──────── PAGE EXCERPT ────────

H. W. Roos Co. v. McMillan

64 F.2d 568 | 6th Cir. | 1933

64 F.2d 568 (1933)

H. W. ROOS CO.
v.
McMILLAN.

No. 6166.

Circuit Court of Appeals, Sixth Circuit.

April 11, 1933.

Harold E. Stonebraker, of Rochester, N. Y. (J. Sagmeister, of Cincinnati, Ohio, on the brief), for appellant.

C. C. Reif, of Minneapolis, Minn. (Reif & Braddock, of Minneapolis, Minn., on the brief), for appellee.

Before MOORMAN, HICKS, and SIMONS, Circuit Judges.

MOORMAN, Circuit Judge.

The patent in suit is reissue patent No. 16,736, granted to McMillan. The original patent was granted May 26, 1925, and the application for the reissue was filed November 6, 1926, and granted September 13, 1927. Suit for infringement was filed by the patentee, doing business as M. & M. Wire Clamp Company, against the H. W. Roos Company, exclusive licensee under the Keffer patent, No. 1,590,033, issued June 22, 1926, on an application filed September 10, 1925. The defense was invalidity because of laches and intervening rights. Other defenses were also made, all of which were denied. We find it necessary to consider only the laches and intervening rights.

Both the original and the reissue patents relate to a clamp for concrete column forms consisting of pairs of bars pivotly connected at one end with longitudinally spaced slots extending through the bars, a slotted yoke or member attached to one of the bars and embracing both, and a wedge adapted to insert *569 through the slots of the bars and yoke to effect a continuous take-up. The claims of the original patent were limited to slotted bars overlapping at the sides of the column form with wedges for moving them longitudinally between the corners, while the reissue claims call for any form of take-up by means of the use of wedges in slots and cover structures which would be free under the original claims, such as the structure of the defendant.

────────

→ EXERCISE TASK 1
From the court opinion, extract everything between "April 11, 1933." and "brief), for appellee.", inclusive.
→ EXERCISE TASK 2
Answer these questions using the court opinion:
(a) Which circuit judge wrote the opinion?
(b) On what date was McMillan's original patent granted?
(c) What is the number of the Keffer patent?
The listing that comes next is from a separate source.

──────── DATA LINES ────────

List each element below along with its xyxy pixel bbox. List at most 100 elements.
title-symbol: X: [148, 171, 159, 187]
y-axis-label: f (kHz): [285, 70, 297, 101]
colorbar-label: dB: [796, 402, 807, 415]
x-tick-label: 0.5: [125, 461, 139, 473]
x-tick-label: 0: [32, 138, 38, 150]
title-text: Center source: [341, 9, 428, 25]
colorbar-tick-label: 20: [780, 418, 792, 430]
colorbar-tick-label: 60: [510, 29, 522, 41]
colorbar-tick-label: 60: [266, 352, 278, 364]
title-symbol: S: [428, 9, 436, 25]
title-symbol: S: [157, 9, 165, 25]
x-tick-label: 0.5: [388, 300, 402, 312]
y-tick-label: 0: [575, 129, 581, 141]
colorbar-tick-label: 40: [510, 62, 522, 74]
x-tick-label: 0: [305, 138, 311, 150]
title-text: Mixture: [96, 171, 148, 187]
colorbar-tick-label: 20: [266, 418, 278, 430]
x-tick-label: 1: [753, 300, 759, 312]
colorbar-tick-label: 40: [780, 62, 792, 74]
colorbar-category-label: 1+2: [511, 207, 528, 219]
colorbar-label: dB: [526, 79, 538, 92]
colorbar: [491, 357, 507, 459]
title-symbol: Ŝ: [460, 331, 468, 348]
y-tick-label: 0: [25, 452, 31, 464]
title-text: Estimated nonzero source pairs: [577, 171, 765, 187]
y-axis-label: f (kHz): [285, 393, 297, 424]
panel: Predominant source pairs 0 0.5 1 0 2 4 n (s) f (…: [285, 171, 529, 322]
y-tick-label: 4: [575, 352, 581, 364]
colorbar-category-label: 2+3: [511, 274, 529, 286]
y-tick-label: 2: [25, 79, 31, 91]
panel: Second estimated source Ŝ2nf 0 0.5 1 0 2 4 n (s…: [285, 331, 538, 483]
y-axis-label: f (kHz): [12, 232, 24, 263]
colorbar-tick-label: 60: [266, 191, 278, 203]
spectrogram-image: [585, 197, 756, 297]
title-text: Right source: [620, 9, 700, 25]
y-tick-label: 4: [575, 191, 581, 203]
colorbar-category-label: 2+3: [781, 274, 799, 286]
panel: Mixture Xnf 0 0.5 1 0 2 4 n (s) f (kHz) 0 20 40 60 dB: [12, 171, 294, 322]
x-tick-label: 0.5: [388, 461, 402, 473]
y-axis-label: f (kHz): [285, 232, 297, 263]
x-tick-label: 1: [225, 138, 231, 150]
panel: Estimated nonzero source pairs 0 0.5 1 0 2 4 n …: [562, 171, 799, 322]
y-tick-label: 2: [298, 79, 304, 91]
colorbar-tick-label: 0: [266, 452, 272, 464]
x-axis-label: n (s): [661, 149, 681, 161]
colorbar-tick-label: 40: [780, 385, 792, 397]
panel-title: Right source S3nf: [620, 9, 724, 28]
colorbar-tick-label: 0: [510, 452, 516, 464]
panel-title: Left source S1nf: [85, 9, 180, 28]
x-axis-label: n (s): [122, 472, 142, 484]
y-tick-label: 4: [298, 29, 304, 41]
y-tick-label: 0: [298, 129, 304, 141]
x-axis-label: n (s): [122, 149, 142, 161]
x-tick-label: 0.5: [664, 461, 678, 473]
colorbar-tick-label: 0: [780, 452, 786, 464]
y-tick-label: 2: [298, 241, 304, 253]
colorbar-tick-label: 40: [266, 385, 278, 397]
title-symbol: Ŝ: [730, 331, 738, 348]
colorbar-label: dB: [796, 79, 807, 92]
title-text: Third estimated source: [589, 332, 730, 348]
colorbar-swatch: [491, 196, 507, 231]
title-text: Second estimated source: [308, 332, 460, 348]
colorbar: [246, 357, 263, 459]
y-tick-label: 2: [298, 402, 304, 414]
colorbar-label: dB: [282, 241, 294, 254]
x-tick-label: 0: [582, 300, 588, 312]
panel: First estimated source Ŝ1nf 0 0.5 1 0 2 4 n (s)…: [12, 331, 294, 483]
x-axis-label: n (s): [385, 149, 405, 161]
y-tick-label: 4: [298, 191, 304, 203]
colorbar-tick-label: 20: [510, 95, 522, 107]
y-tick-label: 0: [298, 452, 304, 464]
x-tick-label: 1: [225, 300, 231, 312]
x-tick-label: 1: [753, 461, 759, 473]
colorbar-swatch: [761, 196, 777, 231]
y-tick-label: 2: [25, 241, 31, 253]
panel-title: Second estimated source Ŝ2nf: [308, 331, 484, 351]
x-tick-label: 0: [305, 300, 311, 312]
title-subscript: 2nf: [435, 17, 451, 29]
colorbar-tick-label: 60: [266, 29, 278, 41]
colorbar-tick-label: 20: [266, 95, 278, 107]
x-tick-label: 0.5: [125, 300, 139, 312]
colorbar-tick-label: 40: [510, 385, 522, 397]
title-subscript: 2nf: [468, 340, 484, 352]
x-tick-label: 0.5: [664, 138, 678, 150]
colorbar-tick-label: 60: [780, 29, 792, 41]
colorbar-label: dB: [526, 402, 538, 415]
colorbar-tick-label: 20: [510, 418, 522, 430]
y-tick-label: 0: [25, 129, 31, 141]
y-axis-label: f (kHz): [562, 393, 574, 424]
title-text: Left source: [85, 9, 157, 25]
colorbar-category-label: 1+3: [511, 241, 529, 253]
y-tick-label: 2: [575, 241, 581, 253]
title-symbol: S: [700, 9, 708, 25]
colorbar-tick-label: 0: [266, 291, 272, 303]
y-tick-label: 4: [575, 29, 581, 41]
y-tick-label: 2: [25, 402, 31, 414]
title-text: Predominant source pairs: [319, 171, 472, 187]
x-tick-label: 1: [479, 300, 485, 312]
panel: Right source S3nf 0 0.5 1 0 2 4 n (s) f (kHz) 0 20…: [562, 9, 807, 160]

────────

→ EXPECTED ANSWER 1
April 11, 1933.

Harold E. Stonebraker, of Rochester, N. Y. (J. Sagmeister, of Cincinnati, Ohio, on the brief), for appellant.

C. C. Reif, of Minneapolis, Minn. (Reif & Braddock, of Minneapolis, Minn., on the brief), for appellee.

→ EXPECTED ANSWER 2
(a) Moorman
(b) May 26, 1925
(c) No. 1,590,033